Write out the records below word for word, please.

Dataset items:
--- start ---
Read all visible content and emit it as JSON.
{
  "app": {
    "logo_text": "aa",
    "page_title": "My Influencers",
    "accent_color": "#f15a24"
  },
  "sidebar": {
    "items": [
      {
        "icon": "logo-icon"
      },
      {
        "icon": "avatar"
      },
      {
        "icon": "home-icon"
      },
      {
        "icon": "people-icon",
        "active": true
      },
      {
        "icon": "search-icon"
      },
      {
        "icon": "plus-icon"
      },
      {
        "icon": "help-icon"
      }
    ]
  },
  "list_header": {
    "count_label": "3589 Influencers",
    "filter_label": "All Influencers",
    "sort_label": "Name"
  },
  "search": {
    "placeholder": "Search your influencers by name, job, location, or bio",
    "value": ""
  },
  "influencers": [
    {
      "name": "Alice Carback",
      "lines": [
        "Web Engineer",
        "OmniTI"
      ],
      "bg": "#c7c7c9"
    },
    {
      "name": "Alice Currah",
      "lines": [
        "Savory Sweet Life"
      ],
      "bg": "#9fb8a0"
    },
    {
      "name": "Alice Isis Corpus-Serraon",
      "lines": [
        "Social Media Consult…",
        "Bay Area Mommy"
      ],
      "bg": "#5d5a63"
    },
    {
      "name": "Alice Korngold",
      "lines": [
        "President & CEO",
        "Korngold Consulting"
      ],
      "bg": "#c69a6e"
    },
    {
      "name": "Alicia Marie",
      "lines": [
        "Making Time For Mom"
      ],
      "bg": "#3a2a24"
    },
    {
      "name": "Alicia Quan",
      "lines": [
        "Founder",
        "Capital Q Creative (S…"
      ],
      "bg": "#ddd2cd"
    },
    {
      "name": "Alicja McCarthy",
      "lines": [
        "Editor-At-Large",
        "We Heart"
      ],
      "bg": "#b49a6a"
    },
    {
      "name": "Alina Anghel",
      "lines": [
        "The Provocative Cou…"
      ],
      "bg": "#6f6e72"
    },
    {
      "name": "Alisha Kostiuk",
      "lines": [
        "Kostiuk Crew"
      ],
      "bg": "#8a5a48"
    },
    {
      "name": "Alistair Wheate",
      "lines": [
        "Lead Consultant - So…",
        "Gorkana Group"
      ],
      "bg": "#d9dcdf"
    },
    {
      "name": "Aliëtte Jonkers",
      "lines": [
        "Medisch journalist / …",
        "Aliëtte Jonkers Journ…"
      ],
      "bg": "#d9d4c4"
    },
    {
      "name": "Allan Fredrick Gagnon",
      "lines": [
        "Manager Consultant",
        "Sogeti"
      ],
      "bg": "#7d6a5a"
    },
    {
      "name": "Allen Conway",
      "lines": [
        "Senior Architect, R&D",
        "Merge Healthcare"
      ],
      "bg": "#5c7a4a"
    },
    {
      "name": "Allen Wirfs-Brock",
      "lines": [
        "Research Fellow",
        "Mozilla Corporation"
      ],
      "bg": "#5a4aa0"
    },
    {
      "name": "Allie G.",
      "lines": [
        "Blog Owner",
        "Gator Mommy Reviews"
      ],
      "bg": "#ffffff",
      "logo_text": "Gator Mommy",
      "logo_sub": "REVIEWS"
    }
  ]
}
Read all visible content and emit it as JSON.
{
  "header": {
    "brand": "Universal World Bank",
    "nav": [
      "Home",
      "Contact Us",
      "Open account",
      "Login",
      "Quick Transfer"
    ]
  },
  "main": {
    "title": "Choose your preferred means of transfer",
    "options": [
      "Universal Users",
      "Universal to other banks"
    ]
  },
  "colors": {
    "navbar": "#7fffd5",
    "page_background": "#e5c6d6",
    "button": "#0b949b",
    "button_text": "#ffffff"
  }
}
--- end ---
* Solution for this task *
Read all visible content and emit it as JSON.
{
  "app": {
    "logo_text": "aa",
    "page_title": "My Influencers",
    "accent_color": "#f15a24"
  },
  "sidebar": {
    "items": [
      {
        "icon": "logo-icon"
      },
      {
        "icon": "avatar"
      },
      {
        "icon": "home-icon"
      },
      {
        "icon": "people-icon",
        "active": true
      },
      {
        "icon": "search-icon"
      },
      {
        "icon": "plus-icon"
      },
      {
        "icon": "help-icon"
      }
    ]
  },
  "list_header": {
    "count_label": "3589 Influencers",
    "filter_label": "All Influencers",
    "sort_label": "Name"
  },
  "search": {
    "placeholder": "Search your influencers by name, job, location, or bio",
    "value": ""
  },
  "influencers": [
    {
      "name": "Alice Carback",
      "lines": [
        "Web Engineer",
        "OmniTI"
      ],
      "bg": "#c7c7c9"
    },
    {
      "name": "Alice Currah",
      "lines": [
        "Savory Sweet Life"
      ],
      "bg": "#9fb8a0"
    },
    {
      "name": "Alice Isis Corpus-Serraon",
      "lines": [
        "Social Media Consult…",
        "Bay Area Mommy"
      ],
      "bg": "#5d5a63"
    },
    {
      "name": "Alice Korngold",
      "lines": [
        "President & CEO",
        "Korngold Consulting"
      ],
      "bg": "#c69a6e"
    },
    {
      "name": "Alicia Marie",
      "lines": [
        "Making Time For Mom"
      ],
      "bg": "#3a2a24"
    },
    {
      "name": "Alicia Quan",
      "lines": [
        "Founder",
        "Capital Q Creative (S…"
      ],
      "bg": "#ddd2cd"
    },
    {
      "name": "Alicja McCarthy",
      "lines": [
        "Editor-At-Large",
        "We Heart"
      ],
      "bg": "#b49a6a"
    },
    {
      "name": "Alina Anghel",
      "lines": [
        "The Provocative Cou…"
      ],
      "bg": "#6f6e72"
    },
    {
      "name": "Alisha Kostiuk",
      "lines": [
        "Kostiuk Crew"
      ],
      "bg": "#8a5a48"
    },
    {
      "name": "Alistair Wheate",
      "lines": [
        "Lead Consultant - So…",
        "Gorkana Group"
      ],
      "bg": "#d9dcdf"
    },
    {
      "name": "Aliëtte Jonkers",
      "lines": [
        "Medisch journalist / …",
        "Aliëtte Jonkers Journ…"
      ],
      "bg": "#d9d4c4"
    },
    {
      "name": "Allan Fredrick Gagnon",
      "lines": [
        "Manager Consultant",
        "Sogeti"
      ],
      "bg": "#7d6a5a"
    },
    {
      "name": "Allen Conway",
      "lines": [
        "Senior Architect, R&D",
        "Merge Healthcare"
      ],
      "bg": "#5c7a4a"
    },
    {
      "name": "Allen Wirfs-Brock",
      "lines": [
        "Research Fellow",
        "Mozilla Corporation"
      ],
      "bg": "#5a4aa0"
    },
    {
      "name": "Allie G.",
      "lines": [
        "Blog Owner",
        "Gator Mommy Reviews"
      ],
      "bg": "#ffffff",
      "logo_text": "Gator Mommy",
      "logo_sub": "REVIEWS"
    }
  ]
}
Read all visible content and emit it as JSON.
{
  "header": {
    "brand": "Universal World Bank",
    "nav": [
      "Home",
      "Contact Us",
      "Open account",
      "Login",
      "Quick Transfer"
    ]
  },
  "main": {
    "title": "Choose your preferred means of transfer",
    "options": [
      "Universal Users",
      "Universal to other banks"
    ]
  },
  "colors": {
    "navbar": "#7fffd5",
    "page_background": "#e5c6d6",
    "button": "#0b949b",
    "button_text": "#ffffff"
  }
}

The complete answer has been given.